## Task
Work out how many lines of the listing hold the string "Genes", then answer with that number and nothing else.

--- START ---

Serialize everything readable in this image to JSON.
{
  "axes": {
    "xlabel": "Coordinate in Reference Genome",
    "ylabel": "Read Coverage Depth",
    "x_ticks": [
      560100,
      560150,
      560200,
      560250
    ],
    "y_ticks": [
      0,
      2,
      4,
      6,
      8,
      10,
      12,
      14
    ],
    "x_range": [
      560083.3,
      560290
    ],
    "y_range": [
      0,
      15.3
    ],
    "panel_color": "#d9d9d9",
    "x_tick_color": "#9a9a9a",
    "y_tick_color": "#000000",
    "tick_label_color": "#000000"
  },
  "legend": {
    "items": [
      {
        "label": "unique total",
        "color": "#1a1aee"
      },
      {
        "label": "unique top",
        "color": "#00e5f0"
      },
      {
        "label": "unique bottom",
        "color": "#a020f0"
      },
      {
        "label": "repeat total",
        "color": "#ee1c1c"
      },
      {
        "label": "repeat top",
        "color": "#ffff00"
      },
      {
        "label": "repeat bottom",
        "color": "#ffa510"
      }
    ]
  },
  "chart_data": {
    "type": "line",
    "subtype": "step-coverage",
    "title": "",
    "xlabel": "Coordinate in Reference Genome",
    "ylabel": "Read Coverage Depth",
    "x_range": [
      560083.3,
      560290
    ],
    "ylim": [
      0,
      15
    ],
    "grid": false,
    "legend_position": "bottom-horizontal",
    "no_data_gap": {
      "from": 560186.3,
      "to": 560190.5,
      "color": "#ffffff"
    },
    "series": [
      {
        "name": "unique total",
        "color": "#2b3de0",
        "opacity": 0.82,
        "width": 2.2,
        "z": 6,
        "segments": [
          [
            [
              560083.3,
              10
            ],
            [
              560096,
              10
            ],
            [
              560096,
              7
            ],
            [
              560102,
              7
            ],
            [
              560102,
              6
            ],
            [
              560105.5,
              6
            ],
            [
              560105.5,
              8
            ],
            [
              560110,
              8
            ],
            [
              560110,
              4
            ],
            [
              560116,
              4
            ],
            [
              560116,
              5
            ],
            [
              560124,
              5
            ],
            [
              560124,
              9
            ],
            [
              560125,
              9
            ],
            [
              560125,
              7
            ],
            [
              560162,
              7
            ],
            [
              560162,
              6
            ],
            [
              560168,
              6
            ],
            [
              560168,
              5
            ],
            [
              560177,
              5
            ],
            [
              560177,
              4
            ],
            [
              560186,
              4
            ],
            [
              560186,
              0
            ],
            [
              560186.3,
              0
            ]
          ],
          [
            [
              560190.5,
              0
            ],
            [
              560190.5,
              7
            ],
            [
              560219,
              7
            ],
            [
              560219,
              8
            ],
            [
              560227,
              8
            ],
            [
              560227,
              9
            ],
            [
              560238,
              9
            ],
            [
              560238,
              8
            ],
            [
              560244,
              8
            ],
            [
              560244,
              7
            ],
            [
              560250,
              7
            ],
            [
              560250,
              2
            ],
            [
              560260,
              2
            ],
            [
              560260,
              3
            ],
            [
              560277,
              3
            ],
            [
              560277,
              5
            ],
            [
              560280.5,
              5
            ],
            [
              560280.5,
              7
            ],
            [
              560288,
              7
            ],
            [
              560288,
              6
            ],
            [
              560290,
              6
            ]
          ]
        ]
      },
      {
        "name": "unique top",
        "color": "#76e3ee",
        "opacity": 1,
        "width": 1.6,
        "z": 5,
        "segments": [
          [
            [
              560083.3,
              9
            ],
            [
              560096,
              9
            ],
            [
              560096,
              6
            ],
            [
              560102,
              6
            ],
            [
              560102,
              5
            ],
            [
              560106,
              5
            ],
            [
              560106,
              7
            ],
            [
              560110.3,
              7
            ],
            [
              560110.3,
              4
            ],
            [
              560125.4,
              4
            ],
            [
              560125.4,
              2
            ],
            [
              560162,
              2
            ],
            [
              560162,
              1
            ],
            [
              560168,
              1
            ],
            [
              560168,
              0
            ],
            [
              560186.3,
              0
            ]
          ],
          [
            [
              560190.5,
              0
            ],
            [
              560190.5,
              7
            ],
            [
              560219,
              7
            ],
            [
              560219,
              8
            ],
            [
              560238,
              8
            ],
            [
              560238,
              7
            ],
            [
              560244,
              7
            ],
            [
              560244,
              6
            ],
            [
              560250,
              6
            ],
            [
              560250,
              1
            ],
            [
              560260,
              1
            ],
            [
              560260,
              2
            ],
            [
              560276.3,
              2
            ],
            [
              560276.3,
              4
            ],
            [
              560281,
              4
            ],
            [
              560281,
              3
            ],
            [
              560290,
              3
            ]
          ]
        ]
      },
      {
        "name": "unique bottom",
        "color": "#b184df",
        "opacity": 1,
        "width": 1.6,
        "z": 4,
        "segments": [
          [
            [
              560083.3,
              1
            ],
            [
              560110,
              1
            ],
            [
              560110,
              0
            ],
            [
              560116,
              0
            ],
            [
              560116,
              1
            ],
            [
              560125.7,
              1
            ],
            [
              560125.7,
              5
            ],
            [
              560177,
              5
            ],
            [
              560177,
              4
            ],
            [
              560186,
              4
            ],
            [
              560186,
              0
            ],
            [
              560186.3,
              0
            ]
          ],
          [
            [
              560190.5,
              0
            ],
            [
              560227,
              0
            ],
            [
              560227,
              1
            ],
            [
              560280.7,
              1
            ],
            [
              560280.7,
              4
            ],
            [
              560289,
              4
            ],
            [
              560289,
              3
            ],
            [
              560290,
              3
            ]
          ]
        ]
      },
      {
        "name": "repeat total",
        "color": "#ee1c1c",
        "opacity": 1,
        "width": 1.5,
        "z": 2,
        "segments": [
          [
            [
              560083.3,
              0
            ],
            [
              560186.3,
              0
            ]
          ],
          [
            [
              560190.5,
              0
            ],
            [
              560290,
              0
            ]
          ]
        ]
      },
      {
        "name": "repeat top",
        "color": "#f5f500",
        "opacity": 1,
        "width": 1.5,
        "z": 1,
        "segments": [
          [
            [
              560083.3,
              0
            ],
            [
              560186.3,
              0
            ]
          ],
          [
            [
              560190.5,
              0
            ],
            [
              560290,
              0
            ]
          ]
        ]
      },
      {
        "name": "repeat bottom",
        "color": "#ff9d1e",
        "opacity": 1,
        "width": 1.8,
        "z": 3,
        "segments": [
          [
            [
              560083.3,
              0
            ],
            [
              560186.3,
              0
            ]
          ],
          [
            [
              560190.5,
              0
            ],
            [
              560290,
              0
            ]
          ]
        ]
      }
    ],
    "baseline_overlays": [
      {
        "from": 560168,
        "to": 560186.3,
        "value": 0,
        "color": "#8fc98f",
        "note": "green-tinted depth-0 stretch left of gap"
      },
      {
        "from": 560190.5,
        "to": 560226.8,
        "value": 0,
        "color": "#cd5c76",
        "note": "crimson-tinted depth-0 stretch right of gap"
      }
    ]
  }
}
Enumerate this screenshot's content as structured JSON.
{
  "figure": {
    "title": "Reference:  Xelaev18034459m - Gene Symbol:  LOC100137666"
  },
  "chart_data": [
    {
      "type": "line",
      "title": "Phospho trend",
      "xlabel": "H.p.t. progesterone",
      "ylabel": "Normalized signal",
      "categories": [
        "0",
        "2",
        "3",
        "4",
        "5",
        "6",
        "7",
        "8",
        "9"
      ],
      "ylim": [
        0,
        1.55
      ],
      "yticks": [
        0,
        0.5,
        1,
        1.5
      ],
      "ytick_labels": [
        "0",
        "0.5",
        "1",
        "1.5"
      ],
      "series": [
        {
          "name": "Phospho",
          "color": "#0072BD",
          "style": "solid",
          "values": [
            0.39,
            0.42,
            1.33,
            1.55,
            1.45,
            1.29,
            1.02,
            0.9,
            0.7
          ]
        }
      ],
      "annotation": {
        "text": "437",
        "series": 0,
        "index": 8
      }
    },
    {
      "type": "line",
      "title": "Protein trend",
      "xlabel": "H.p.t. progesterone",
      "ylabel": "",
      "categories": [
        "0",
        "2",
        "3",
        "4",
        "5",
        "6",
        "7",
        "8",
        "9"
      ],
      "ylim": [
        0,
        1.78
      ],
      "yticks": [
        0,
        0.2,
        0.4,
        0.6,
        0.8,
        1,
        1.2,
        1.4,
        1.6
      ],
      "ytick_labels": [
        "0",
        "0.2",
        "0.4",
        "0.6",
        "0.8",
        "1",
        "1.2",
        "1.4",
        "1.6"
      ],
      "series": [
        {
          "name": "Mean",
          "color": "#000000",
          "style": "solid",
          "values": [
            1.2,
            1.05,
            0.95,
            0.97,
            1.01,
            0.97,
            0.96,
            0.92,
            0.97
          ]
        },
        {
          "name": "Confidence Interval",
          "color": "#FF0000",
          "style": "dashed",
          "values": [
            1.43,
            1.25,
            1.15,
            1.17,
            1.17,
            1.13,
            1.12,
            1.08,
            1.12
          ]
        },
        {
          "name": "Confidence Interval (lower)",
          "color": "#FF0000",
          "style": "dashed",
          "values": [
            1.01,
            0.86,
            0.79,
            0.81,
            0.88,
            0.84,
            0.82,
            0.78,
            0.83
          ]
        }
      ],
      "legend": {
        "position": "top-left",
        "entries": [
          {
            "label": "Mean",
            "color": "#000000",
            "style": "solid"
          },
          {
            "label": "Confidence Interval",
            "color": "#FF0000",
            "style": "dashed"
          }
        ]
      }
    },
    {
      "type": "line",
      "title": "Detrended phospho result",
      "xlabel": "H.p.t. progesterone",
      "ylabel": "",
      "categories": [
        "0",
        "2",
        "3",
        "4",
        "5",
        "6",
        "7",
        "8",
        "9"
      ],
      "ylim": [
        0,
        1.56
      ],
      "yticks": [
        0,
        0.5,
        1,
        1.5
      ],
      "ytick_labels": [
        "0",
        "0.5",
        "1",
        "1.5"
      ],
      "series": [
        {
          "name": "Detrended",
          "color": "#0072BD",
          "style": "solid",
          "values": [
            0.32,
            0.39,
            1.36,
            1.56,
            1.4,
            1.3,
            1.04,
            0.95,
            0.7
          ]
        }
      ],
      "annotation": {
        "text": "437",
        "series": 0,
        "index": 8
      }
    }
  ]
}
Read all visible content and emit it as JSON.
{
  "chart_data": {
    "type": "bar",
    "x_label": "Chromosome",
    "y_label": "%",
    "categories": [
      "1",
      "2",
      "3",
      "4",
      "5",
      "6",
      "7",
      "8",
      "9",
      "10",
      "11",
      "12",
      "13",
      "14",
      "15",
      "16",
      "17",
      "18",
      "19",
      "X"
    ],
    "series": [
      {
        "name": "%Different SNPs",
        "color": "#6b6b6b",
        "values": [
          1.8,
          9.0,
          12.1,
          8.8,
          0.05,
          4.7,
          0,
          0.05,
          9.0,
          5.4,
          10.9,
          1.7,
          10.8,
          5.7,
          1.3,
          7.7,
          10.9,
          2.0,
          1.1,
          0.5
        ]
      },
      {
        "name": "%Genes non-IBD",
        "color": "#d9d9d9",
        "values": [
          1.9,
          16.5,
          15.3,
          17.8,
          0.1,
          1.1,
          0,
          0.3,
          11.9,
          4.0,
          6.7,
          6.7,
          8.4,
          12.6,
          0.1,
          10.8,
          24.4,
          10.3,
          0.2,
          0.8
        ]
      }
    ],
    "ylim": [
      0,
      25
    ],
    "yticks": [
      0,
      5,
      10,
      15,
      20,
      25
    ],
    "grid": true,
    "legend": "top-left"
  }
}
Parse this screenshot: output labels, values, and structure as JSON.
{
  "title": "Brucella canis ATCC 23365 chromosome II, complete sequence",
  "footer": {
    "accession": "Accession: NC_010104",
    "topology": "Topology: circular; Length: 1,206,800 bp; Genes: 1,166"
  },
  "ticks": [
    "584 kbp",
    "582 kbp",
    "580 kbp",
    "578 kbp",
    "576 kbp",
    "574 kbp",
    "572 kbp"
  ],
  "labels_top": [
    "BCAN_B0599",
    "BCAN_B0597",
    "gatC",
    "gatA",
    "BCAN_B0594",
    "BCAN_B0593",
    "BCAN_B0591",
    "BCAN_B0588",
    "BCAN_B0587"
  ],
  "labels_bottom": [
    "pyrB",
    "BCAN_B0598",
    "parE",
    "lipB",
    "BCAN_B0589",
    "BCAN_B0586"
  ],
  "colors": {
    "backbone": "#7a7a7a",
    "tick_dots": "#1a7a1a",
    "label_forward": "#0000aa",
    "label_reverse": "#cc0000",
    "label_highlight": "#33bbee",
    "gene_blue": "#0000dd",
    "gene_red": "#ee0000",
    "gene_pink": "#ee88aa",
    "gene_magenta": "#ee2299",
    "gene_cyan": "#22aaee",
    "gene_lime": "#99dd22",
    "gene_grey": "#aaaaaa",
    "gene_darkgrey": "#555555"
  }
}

--- END ---

## Result
2